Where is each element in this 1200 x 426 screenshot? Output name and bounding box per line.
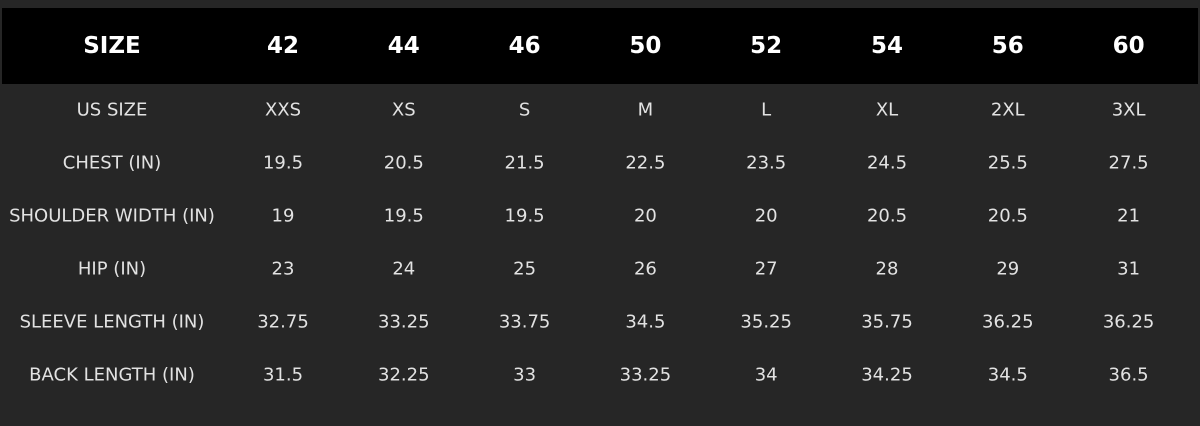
header-size: 50: [629, 33, 662, 59]
row-label: SHOULDER WIDTH (IN): [9, 205, 215, 227]
table-cell: 20.5: [987, 205, 1028, 227]
table-cell: 20.5: [383, 152, 424, 174]
table-cell: 21.5: [504, 152, 545, 174]
table-cell: 26: [633, 258, 657, 280]
table-cell: 36.5: [1108, 364, 1149, 386]
table-cell: 33.25: [619, 364, 672, 386]
row-label: BACK LENGTH (IN): [29, 364, 195, 386]
table-cell: 23.5: [746, 152, 787, 174]
table-cell: 19.5: [383, 205, 424, 227]
table-cell: 35.75: [861, 311, 913, 333]
table-cell: 34.5: [625, 311, 666, 333]
table-cell: 20: [754, 205, 778, 227]
header-size: 54: [870, 33, 904, 59]
table-cell: 20: [633, 205, 657, 227]
table-cell: 25.5: [987, 152, 1028, 174]
table-cell: 27.5: [1108, 152, 1149, 174]
table-cell: 32.75: [257, 311, 309, 333]
table-cell: 23: [271, 258, 295, 280]
header-size: 44: [387, 33, 420, 59]
table-cell: 34: [754, 364, 778, 386]
row-label: US SIZE: [76, 99, 148, 121]
table-cell: 32.25: [378, 364, 430, 386]
table-cell: 19.5: [262, 152, 304, 174]
table-cell: M: [637, 99, 654, 121]
row-label: SLEEVE LENGTH (IN): [19, 311, 205, 333]
table-cell: 24: [392, 258, 416, 280]
table-cell: 31: [1117, 258, 1141, 280]
header-size: 42: [266, 33, 300, 59]
table-cell: S: [518, 99, 531, 121]
table-cell: 35.25: [740, 311, 792, 333]
table-cell: XS: [391, 99, 416, 121]
table-cell: 2XL: [990, 99, 1025, 121]
table-cell: 31.5: [262, 364, 304, 386]
table-cell: 19: [271, 205, 295, 227]
header-label: SIZE: [83, 33, 141, 59]
table-cell: 24.5: [866, 152, 908, 174]
table-cell: XXS: [264, 99, 302, 121]
table-cell: 22.5: [625, 152, 666, 174]
table-cell: 3XL: [1111, 99, 1146, 121]
table-cell: L: [761, 99, 772, 121]
table-cell: 33: [513, 364, 537, 386]
table-cell: 21: [1117, 205, 1141, 227]
table-cell: 36.25: [1102, 311, 1155, 333]
row-label: HIP (IN): [77, 258, 147, 280]
table-cell: 33.75: [498, 311, 551, 333]
table-cell: 36.25: [982, 311, 1034, 333]
table-cell: 28: [875, 258, 899, 280]
header-size: 46: [508, 33, 541, 59]
header-size: 56: [991, 33, 1024, 59]
table-cell: 25: [513, 258, 537, 280]
table-cell: 34.5: [987, 364, 1028, 386]
row-label: CHEST (IN): [62, 152, 162, 174]
header-size: 60: [1112, 33, 1145, 59]
table-cell: 34.25: [861, 364, 913, 386]
table-cell: 29: [996, 258, 1020, 280]
table-cell: XL: [875, 99, 899, 121]
header-size: 52: [750, 33, 783, 59]
table-cell: 33.25: [378, 311, 430, 333]
header-band: [2, 8, 1198, 84]
table-cell: 19.5: [504, 205, 545, 227]
table-cell: 20.5: [866, 205, 908, 227]
table-cell: 27: [754, 258, 778, 280]
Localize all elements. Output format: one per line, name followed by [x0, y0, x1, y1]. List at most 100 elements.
========
Directions:
Rewrite the rows above as a numbered list, skipping any blank lines and omitting the pictures.

Final result:
1. Where is each element in this 1200 x 426 screenshot? Output name and bounding box per line.
2. header-size: 50: [629, 33, 662, 59]
3. row-label: SHOULDER WIDTH (IN): [9, 205, 215, 227]
4. table-cell: 20.5: [987, 205, 1028, 227]
5. table-cell: 20.5: [383, 152, 424, 174]
6. table-cell: 21.5: [504, 152, 545, 174]
7. table-cell: 26: [633, 258, 657, 280]
8. table-cell: 36.5: [1108, 364, 1149, 386]
9. table-cell: 33.25: [619, 364, 672, 386]
10. row-label: BACK LENGTH (IN): [29, 364, 195, 386]
11. table-cell: 23.5: [746, 152, 787, 174]
12. table-cell: 19.5: [383, 205, 424, 227]
13. table-cell: 35.75: [861, 311, 913, 333]
14. table-cell: 34.5: [625, 311, 666, 333]
15. table-cell: 20: [754, 205, 778, 227]
16. header-size: 54: [870, 33, 904, 59]
17. table-cell: 20: [633, 205, 657, 227]
18. table-cell: 25.5: [987, 152, 1028, 174]
19. table-cell: 27.5: [1108, 152, 1149, 174]
20. table-cell: 32.75: [257, 311, 309, 333]
21. table-cell: 23: [271, 258, 295, 280]
22. header-size: 44: [387, 33, 420, 59]
23. table-cell: 34: [754, 364, 778, 386]
24. row-label: US SIZE: [76, 99, 148, 121]
25. table-cell: 32.25: [378, 364, 430, 386]
26. table-cell: 19.5: [262, 152, 304, 174]
27. table-cell: M: [637, 99, 654, 121]
28. row-label: SLEEVE LENGTH (IN): [19, 311, 205, 333]
29. table-cell: 24: [392, 258, 416, 280]
30. table-cell: 31: [1117, 258, 1141, 280]
31. header-size: 42: [266, 33, 300, 59]
32. table-cell: S: [518, 99, 531, 121]
33. table-cell: 35.25: [740, 311, 792, 333]
34. table-cell: XS: [391, 99, 416, 121]
35. table-cell: 2XL: [990, 99, 1025, 121]
36. table-cell: 31.5: [262, 364, 304, 386]
37. table-cell: 19: [271, 205, 295, 227]
38. header-label: SIZE: [83, 33, 141, 59]
39. table-cell: 24.5: [866, 152, 908, 174]
40. table-cell: XXS: [264, 99, 302, 121]
41. table-cell: 22.5: [625, 152, 666, 174]
42. table-cell: 3XL: [1111, 99, 1146, 121]
43. table-cell: L: [761, 99, 772, 121]
44. table-cell: 33: [513, 364, 537, 386]
45. table-cell: 21: [1117, 205, 1141, 227]
46. table-cell: 36.25: [1102, 311, 1155, 333]
47. row-label: HIP (IN): [77, 258, 147, 280]
48. table-cell: 33.75: [498, 311, 551, 333]
49. table-cell: 36.25: [982, 311, 1034, 333]
50. table-cell: 28: [875, 258, 899, 280]
51. header-size: 46: [508, 33, 541, 59]
52. header-size: 56: [991, 33, 1024, 59]
53. table-cell: 25: [513, 258, 537, 280]
54. table-cell: 34.5: [987, 364, 1028, 386]
55. row-label: CHEST (IN): [62, 152, 162, 174]
56. header-size: 60: [1112, 33, 1145, 59]
57. table-cell: 34.25: [861, 364, 913, 386]
58. table-cell: 29: [996, 258, 1020, 280]
59. table-cell: XL: [875, 99, 899, 121]
60. header-size: 52: [750, 33, 783, 59]
61. table-cell: 33.25: [378, 311, 430, 333]
62. header-band: [2, 8, 1198, 84]
63. table-cell: 19.5: [504, 205, 545, 227]
64. table-cell: 20.5: [866, 205, 908, 227]
65. table-cell: 27: [754, 258, 778, 280]
66. Localize all elements. Output format: one per line, name followed by [x0, y0, x1, y1]. List at most 100 elements.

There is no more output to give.